Entries supplied ->
════

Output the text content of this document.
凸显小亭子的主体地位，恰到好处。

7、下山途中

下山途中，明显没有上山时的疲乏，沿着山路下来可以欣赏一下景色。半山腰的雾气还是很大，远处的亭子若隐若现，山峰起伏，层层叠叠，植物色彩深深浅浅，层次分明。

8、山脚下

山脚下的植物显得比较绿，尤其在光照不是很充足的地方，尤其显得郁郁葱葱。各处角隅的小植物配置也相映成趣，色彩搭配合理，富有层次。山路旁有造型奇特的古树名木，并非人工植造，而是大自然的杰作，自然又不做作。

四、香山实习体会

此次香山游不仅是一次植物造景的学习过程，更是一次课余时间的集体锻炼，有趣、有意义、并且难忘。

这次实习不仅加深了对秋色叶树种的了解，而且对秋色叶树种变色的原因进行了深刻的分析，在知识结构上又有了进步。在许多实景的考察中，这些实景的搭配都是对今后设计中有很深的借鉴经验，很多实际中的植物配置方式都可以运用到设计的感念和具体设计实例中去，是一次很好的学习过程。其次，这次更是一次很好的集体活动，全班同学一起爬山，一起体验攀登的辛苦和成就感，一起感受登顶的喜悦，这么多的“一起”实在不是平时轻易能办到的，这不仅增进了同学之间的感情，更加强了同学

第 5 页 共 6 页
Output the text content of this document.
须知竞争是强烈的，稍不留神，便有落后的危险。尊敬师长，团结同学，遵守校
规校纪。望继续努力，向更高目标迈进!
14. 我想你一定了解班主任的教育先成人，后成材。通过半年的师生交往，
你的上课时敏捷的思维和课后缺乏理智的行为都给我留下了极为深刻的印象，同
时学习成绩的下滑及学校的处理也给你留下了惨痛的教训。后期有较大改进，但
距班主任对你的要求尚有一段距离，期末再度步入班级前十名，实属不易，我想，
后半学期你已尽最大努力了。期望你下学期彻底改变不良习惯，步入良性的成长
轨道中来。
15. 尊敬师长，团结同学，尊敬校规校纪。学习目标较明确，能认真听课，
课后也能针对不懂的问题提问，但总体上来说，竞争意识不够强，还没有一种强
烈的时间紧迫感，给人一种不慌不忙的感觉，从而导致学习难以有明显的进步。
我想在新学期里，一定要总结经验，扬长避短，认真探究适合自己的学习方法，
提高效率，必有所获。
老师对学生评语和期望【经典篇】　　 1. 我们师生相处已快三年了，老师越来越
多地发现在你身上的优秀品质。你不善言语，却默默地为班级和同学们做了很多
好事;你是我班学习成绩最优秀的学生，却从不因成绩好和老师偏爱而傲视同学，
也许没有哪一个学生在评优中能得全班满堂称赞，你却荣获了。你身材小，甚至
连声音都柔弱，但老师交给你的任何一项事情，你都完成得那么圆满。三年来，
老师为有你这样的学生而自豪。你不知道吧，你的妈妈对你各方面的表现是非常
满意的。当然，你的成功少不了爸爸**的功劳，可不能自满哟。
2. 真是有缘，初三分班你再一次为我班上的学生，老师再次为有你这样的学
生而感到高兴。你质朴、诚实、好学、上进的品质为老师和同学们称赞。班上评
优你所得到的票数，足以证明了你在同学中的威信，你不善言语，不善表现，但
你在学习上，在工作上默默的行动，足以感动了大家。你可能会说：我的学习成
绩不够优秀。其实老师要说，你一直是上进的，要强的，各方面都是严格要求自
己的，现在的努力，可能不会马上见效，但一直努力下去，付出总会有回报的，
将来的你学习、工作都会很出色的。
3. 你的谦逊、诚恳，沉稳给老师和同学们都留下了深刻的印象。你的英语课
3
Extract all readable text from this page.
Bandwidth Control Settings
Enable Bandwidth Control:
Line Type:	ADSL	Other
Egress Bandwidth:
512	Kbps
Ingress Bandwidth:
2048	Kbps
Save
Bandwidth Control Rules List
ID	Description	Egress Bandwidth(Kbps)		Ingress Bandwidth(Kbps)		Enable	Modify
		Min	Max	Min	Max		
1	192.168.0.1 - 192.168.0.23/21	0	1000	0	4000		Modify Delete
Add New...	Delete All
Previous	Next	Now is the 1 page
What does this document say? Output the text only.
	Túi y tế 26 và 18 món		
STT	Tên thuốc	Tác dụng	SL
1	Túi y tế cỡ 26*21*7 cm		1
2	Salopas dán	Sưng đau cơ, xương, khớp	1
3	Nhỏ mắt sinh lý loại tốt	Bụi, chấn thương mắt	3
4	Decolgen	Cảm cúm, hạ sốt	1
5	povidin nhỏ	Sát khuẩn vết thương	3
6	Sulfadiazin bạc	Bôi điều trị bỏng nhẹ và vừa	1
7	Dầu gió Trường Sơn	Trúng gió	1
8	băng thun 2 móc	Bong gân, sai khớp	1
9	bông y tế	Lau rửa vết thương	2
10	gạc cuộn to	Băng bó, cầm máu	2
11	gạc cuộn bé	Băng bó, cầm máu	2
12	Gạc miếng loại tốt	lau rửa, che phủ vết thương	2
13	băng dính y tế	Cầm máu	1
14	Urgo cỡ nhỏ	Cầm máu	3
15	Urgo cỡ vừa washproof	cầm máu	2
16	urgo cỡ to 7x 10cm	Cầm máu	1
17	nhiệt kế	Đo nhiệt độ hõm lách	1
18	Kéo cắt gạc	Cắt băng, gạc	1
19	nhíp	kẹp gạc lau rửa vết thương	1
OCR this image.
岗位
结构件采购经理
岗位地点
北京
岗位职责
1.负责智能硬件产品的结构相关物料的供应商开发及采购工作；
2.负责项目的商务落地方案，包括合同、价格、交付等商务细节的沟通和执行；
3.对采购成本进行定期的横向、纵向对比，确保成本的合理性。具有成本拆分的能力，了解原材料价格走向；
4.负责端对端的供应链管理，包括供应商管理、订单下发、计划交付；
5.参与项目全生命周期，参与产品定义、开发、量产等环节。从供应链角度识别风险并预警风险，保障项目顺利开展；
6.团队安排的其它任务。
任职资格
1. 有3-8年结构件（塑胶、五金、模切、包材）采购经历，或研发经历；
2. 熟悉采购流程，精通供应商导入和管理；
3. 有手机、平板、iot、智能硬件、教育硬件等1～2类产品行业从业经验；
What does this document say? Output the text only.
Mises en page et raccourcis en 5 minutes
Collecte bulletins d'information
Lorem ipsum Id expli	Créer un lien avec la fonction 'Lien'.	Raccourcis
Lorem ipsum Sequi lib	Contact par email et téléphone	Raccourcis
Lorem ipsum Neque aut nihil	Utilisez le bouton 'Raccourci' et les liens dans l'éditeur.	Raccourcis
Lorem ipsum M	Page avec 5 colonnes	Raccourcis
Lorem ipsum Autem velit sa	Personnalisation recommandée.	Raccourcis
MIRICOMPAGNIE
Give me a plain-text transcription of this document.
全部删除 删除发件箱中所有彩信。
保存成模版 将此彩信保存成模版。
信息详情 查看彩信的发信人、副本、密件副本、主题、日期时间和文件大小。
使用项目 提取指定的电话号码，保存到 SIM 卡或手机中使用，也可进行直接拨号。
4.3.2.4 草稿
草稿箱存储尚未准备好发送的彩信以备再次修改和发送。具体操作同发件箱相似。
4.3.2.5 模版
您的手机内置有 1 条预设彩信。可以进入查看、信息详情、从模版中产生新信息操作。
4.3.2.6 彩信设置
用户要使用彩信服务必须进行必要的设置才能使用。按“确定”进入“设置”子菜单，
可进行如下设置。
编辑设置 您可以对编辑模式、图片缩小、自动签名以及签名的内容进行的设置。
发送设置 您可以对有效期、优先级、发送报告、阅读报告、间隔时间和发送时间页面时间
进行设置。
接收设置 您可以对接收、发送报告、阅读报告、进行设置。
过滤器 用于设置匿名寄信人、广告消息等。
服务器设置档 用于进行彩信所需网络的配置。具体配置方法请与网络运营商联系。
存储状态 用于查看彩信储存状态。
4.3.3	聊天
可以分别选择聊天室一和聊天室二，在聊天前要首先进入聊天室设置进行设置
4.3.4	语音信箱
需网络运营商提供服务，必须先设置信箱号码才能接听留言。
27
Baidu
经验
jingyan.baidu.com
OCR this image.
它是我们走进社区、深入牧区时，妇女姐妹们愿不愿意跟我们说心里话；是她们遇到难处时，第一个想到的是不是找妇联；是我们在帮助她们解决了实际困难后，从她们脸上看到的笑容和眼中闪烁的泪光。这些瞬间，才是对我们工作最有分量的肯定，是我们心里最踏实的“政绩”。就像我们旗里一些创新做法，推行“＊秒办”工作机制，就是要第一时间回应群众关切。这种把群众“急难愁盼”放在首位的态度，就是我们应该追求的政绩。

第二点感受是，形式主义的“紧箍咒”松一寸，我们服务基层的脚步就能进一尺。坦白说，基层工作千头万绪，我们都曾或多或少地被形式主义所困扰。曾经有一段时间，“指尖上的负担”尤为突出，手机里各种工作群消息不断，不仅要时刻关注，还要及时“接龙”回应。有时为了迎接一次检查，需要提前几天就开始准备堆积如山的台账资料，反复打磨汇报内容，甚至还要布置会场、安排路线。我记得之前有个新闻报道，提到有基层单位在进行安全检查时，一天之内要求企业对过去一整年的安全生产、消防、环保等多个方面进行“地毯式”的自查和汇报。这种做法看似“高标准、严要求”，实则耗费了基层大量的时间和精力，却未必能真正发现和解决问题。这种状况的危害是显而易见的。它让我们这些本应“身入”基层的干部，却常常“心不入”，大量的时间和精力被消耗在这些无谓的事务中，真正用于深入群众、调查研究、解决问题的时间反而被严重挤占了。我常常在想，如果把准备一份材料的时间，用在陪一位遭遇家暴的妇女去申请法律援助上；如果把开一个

════

Set exercise -> State how many lines of the records above contain the word "cuộn", and give only that number.

Answer to the exercise -> 2